What is needed here is an exact copy of every entry.

Data records:
::::::::::
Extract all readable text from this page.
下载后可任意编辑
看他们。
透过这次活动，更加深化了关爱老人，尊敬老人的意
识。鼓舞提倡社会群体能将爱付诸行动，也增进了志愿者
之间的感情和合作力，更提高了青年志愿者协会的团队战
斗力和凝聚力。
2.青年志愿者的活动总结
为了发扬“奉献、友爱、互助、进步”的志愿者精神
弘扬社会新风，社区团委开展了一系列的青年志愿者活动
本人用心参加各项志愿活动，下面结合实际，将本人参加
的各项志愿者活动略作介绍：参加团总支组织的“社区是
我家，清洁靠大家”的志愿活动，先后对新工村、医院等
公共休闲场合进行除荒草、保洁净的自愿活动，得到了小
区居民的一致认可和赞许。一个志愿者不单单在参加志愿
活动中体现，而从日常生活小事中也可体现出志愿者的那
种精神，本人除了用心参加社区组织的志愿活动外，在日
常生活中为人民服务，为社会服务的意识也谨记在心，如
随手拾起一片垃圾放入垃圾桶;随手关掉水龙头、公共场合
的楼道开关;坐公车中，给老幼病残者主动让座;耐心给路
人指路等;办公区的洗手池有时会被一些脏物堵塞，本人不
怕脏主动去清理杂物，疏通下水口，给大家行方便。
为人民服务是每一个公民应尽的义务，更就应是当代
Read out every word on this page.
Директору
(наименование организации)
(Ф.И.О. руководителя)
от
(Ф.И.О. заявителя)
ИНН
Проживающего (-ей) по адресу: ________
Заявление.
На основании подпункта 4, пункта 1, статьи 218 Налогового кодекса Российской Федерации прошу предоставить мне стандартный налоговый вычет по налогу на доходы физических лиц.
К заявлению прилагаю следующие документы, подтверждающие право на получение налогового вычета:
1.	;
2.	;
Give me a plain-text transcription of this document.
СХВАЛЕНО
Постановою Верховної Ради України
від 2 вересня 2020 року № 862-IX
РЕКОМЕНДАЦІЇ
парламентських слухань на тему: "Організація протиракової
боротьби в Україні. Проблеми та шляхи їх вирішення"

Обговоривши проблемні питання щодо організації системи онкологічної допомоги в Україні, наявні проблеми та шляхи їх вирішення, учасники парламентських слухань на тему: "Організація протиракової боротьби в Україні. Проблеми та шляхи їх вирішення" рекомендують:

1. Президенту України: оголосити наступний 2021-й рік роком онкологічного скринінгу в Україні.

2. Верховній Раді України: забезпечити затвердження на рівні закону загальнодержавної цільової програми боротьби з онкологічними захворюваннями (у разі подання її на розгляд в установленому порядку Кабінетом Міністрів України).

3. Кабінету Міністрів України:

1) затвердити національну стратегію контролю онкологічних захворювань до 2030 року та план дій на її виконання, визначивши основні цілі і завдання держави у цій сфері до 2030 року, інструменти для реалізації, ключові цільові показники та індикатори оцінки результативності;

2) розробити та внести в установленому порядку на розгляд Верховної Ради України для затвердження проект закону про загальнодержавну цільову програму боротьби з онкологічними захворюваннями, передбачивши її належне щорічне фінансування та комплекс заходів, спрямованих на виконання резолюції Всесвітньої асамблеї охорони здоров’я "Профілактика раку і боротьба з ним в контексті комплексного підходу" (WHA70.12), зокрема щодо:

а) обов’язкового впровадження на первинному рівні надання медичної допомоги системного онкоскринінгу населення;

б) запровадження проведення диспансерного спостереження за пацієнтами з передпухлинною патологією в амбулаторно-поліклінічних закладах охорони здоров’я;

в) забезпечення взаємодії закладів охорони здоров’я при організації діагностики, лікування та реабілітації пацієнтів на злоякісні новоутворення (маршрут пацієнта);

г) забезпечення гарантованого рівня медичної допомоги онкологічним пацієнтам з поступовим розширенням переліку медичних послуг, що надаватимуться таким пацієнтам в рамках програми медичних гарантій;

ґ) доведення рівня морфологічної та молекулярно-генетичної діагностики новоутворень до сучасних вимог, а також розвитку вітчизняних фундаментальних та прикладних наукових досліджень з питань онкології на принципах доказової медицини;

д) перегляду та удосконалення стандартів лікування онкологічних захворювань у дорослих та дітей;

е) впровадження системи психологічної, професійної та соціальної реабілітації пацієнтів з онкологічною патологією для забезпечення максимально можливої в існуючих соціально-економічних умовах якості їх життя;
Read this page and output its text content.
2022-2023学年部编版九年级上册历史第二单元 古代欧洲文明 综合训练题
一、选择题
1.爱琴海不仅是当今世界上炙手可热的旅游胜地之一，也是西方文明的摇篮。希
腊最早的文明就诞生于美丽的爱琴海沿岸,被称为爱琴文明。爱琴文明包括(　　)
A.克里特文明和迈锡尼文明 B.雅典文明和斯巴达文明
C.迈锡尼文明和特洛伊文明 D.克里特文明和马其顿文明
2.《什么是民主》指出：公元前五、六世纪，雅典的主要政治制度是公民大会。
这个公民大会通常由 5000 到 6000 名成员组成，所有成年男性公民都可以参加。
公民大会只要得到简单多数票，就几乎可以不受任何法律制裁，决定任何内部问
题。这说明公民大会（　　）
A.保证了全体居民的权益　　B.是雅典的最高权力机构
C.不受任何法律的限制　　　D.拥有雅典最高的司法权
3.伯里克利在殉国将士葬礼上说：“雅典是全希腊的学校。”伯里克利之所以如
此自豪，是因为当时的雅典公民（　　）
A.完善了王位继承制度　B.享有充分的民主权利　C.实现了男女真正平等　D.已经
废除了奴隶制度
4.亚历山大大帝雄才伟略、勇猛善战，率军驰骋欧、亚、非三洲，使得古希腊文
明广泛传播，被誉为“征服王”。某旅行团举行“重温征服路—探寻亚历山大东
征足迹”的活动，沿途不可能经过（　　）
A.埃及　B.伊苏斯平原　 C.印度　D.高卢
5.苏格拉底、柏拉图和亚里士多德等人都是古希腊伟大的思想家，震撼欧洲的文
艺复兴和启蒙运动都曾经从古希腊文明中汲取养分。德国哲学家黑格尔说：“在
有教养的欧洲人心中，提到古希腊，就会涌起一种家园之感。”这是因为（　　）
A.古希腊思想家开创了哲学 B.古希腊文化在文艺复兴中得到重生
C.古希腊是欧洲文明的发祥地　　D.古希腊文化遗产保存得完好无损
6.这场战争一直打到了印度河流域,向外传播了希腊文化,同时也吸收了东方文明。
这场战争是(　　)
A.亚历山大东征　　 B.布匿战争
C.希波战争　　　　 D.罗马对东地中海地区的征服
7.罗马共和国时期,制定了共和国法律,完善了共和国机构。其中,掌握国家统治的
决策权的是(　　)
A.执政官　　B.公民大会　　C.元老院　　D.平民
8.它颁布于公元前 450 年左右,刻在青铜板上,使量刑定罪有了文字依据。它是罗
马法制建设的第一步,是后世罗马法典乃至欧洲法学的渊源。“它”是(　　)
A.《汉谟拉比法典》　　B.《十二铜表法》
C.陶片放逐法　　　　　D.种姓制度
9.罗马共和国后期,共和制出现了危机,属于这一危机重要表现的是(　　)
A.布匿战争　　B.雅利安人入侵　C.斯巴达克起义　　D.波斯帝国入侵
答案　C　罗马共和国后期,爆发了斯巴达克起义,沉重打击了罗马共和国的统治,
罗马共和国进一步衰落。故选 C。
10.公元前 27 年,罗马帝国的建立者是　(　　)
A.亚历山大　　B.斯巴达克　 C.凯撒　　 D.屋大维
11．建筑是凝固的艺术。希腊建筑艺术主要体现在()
::::::::::
### Response
Extract all readable text from this page.
下载后可任意编辑
看他们。
透过这次活动，更加深化了关爱老人，尊敬老人的意
识。鼓舞提倡社会群体能将爱付诸行动，也增进了志愿者
之间的感情和合作力，更提高了青年志愿者协会的团队战
斗力和凝聚力。
2.青年志愿者的活动总结
为了发扬“奉献、友爱、互助、进步”的志愿者精神
弘扬社会新风，社区团委开展了一系列的青年志愿者活动
本人用心参加各项志愿活动，下面结合实际，将本人参加
的各项志愿者活动略作介绍：参加团总支组织的“社区是
我家，清洁靠大家”的志愿活动，先后对新工村、医院等
公共休闲场合进行除荒草、保洁净的自愿活动，得到了小
区居民的一致认可和赞许。一个志愿者不单单在参加志愿
活动中体现，而从日常生活小事中也可体现出志愿者的那
种精神，本人除了用心参加社区组织的志愿活动外，在日
常生活中为人民服务，为社会服务的意识也谨记在心，如
随手拾起一片垃圾放入垃圾桶;随手关掉水龙头、公共场合
的楼道开关;坐公车中，给老幼病残者主动让座;耐心给路
人指路等;办公区的洗手池有时会被一些脏物堵塞，本人不
怕脏主动去清理杂物，疏通下水口，给大家行方便。
为人民服务是每一个公民应尽的义务，更就应是当代
Read out every word on this page.
Директору
(наименование организации)
(Ф.И.О. руководителя)
от
(Ф.И.О. заявителя)
ИНН
Проживающего (-ей) по адресу: ________
Заявление.
На основании подпункта 4, пункта 1, статьи 218 Налогового кодекса Российской Федерации прошу предоставить мне стандартный налоговый вычет по налогу на доходы физических лиц.
К заявлению прилагаю следующие документы, подтверждающие право на получение налогового вычета:
1.	;
2.	;
Give me a plain-text transcription of this document.
СХВАЛЕНО
Постановою Верховної Ради України
від 2 вересня 2020 року № 862-IX
РЕКОМЕНДАЦІЇ
парламентських слухань на тему: "Організація протиракової
боротьби в Україні. Проблеми та шляхи їх вирішення"

Обговоривши проблемні питання щодо організації системи онкологічної допомоги в Україні, наявні проблеми та шляхи їх вирішення, учасники парламентських слухань на тему: "Організація протиракової боротьби в Україні. Проблеми та шляхи їх вирішення" рекомендують:

1. Президенту України: оголосити наступний 2021-й рік роком онкологічного скринінгу в Україні.

2. Верховній Раді України: забезпечити затвердження на рівні закону загальнодержавної цільової програми боротьби з онкологічними захворюваннями (у разі подання її на розгляд в установленому порядку Кабінетом Міністрів України).

3. Кабінету Міністрів України:

1) затвердити національну стратегію контролю онкологічних захворювань до 2030 року та план дій на її виконання, визначивши основні цілі і завдання держави у цій сфері до 2030 року, інструменти для реалізації, ключові цільові показники та індикатори оцінки результативності;

2) розробити та внести в установленому порядку на розгляд Верховної Ради України для затвердження проект закону про загальнодержавну цільову програму боротьби з онкологічними захворюваннями, передбачивши її належне щорічне фінансування та комплекс заходів, спрямованих на виконання резолюції Всесвітньої асамблеї охорони здоров’я "Профілактика раку і боротьба з ним в контексті комплексного підходу" (WHA70.12), зокрема щодо:

а) обов’язкового впровадження на первинному рівні надання медичної допомоги системного онкоскринінгу населення;

б) запровадження проведення диспансерного спостереження за пацієнтами з передпухлинною патологією в амбулаторно-поліклінічних закладах охорони здоров’я;

в) забезпечення взаємодії закладів охорони здоров’я при організації діагностики, лікування та реабілітації пацієнтів на злоякісні новоутворення (маршрут пацієнта);

г) забезпечення гарантованого рівня медичної допомоги онкологічним пацієнтам з поступовим розширенням переліку медичних послуг, що надаватимуться таким пацієнтам в рамках програми медичних гарантій;

ґ) доведення рівня морфологічної та молекулярно-генетичної діагностики новоутворень до сучасних вимог, а також розвитку вітчизняних фундаментальних та прикладних наукових досліджень з питань онкології на принципах доказової медицини;

д) перегляду та удосконалення стандартів лікування онкологічних захворювань у дорослих та дітей;

е) впровадження системи психологічної, професійної та соціальної реабілітації пацієнтів з онкологічною патологією для забезпечення максимально можливої в існуючих соціально-економічних умовах якості їх життя;
Read this page and output its text content.
2022-2023学年部编版九年级上册历史第二单元 古代欧洲文明 综合训练题
一、选择题
1.爱琴海不仅是当今世界上炙手可热的旅游胜地之一，也是西方文明的摇篮。希
腊最早的文明就诞生于美丽的爱琴海沿岸,被称为爱琴文明。爱琴文明包括(　　)
A.克里特文明和迈锡尼文明 B.雅典文明和斯巴达文明
C.迈锡尼文明和特洛伊文明 D.克里特文明和马其顿文明
2.《什么是民主》指出：公元前五、六世纪，雅典的主要政治制度是公民大会。
这个公民大会通常由 5000 到 6000 名成员组成，所有成年男性公民都可以参加。
公民大会只要得到简单多数票，就几乎可以不受任何法律制裁，决定任何内部问
题。这说明公民大会（　　）
A.保证了全体居民的权益　　B.是雅典的最高权力机构
C.不受任何法律的限制　　　D.拥有雅典最高的司法权
3.伯里克利在殉国将士葬礼上说：“雅典是全希腊的学校。”伯里克利之所以如
此自豪，是因为当时的雅典公民（　　）
A.完善了王位继承制度　B.享有充分的民主权利　C.实现了男女真正平等　D.已经
废除了奴隶制度
4.亚历山大大帝雄才伟略、勇猛善战，率军驰骋欧、亚、非三洲，使得古希腊文
明广泛传播，被誉为“征服王”。某旅行团举行“重温征服路—探寻亚历山大东
征足迹”的活动，沿途不可能经过（　　）
A.埃及　B.伊苏斯平原　 C.印度　D.高卢
5.苏格拉底、柏拉图和亚里士多德等人都是古希腊伟大的思想家，震撼欧洲的文
艺复兴和启蒙运动都曾经从古希腊文明中汲取养分。德国哲学家黑格尔说：“在
有教养的欧洲人心中，提到古希腊，就会涌起一种家园之感。”这是因为（　　）
A.古希腊思想家开创了哲学 B.古希腊文化在文艺复兴中得到重生
C.古希腊是欧洲文明的发祥地　　D.古希腊文化遗产保存得完好无损
6.这场战争一直打到了印度河流域,向外传播了希腊文化,同时也吸收了东方文明。
这场战争是(　　)
A.亚历山大东征　　 B.布匿战争
C.希波战争　　　　 D.罗马对东地中海地区的征服
7.罗马共和国时期,制定了共和国法律,完善了共和国机构。其中,掌握国家统治的
决策权的是(　　)
A.执政官　　B.公民大会　　C.元老院　　D.平民
8.它颁布于公元前 450 年左右,刻在青铜板上,使量刑定罪有了文字依据。它是罗
马法制建设的第一步,是后世罗马法典乃至欧洲法学的渊源。“它”是(　　)
A.《汉谟拉比法典》　　B.《十二铜表法》
C.陶片放逐法　　　　　D.种姓制度
9.罗马共和国后期,共和制出现了危机,属于这一危机重要表现的是(　　)
A.布匿战争　　B.雅利安人入侵　C.斯巴达克起义　　D.波斯帝国入侵
答案　C　罗马共和国后期,爆发了斯巴达克起义,沉重打击了罗马共和国的统治,
罗马共和国进一步衰落。故选 C。
10.公元前 27 年,罗马帝国的建立者是　(　　)
A.亚历山大　　B.斯巴达克　 C.凯撒　　 D.屋大维
11．建筑是凝固的艺术。希腊建筑艺术主要体现在()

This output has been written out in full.